## EXERCISE
Give only a count of the lines that include the string "Days".

## MATERIAL FOR THIS TASK
+---+
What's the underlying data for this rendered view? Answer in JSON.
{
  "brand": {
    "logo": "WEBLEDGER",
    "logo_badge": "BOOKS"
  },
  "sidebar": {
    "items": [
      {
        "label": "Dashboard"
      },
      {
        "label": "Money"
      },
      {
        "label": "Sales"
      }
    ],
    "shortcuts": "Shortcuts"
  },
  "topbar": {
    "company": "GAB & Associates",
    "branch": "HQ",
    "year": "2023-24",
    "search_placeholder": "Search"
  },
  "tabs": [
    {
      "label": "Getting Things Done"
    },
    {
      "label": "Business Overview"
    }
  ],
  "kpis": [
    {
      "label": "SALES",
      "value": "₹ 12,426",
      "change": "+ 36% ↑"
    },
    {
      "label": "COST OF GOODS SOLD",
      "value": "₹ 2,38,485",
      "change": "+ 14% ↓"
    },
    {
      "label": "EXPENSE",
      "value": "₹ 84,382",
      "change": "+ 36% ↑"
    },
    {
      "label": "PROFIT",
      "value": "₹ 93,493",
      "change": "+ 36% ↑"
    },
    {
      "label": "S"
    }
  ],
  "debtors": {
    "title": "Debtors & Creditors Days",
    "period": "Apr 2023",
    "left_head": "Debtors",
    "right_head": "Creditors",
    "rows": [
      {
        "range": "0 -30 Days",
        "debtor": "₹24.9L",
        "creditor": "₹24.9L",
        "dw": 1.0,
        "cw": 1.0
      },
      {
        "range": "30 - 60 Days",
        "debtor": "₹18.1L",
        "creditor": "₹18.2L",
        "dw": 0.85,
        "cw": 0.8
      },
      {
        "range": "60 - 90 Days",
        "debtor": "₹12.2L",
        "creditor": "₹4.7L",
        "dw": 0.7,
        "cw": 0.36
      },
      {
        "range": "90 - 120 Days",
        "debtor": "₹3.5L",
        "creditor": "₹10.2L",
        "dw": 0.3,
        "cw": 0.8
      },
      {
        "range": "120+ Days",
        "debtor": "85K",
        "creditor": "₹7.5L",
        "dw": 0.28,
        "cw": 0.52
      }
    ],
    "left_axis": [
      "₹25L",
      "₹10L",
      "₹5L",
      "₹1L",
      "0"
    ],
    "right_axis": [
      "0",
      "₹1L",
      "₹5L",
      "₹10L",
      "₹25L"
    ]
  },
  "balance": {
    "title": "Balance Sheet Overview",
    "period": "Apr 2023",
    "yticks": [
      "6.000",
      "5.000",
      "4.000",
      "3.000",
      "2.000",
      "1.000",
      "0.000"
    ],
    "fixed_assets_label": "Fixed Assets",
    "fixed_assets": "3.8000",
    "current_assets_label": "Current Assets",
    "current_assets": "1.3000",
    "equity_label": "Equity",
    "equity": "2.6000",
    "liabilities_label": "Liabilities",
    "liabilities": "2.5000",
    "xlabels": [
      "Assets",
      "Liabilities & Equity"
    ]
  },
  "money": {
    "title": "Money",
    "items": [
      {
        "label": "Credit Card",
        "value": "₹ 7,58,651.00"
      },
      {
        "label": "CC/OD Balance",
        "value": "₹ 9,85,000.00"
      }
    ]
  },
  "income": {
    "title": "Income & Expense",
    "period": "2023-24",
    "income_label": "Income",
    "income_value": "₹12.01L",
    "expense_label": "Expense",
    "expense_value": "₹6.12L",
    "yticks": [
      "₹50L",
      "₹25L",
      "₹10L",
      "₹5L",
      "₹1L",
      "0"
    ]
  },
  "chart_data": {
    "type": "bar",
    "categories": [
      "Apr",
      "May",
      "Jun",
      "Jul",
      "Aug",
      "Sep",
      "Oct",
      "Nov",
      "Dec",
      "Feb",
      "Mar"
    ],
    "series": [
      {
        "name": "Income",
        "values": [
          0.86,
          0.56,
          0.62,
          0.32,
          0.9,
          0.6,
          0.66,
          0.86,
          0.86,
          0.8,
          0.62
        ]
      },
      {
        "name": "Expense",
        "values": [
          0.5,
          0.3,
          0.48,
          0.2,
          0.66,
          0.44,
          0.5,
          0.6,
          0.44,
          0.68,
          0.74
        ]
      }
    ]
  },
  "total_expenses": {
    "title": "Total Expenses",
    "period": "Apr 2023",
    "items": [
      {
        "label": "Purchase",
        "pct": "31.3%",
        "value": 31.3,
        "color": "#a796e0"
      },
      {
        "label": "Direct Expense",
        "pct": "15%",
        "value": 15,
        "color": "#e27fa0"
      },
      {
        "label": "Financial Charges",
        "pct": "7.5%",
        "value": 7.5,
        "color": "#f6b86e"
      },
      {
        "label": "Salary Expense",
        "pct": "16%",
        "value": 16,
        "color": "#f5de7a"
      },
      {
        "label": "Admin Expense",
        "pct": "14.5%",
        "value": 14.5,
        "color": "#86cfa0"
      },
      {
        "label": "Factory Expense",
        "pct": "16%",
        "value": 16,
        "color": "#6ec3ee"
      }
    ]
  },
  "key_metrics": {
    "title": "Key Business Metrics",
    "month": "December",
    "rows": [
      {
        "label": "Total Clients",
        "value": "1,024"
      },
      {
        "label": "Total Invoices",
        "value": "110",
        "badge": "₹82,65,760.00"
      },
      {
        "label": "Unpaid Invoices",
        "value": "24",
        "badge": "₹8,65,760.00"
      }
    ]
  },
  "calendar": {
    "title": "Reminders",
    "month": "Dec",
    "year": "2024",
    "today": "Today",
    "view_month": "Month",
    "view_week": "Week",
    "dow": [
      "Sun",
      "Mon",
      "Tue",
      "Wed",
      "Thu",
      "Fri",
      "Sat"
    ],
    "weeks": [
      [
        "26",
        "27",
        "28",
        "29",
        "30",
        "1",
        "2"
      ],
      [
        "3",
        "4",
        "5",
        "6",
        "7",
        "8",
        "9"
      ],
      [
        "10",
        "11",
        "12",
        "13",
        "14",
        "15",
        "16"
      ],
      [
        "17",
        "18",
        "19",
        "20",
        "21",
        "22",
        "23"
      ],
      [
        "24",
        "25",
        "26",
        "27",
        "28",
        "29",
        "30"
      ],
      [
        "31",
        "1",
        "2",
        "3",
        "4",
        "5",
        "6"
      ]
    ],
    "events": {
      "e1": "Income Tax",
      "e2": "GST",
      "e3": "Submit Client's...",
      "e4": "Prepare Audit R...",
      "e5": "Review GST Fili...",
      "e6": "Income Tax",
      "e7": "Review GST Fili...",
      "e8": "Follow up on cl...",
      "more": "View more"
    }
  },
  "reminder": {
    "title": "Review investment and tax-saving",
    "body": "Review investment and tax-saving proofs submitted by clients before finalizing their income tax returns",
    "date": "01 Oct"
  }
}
+---+
## RESPONSE TO THIS TASK
6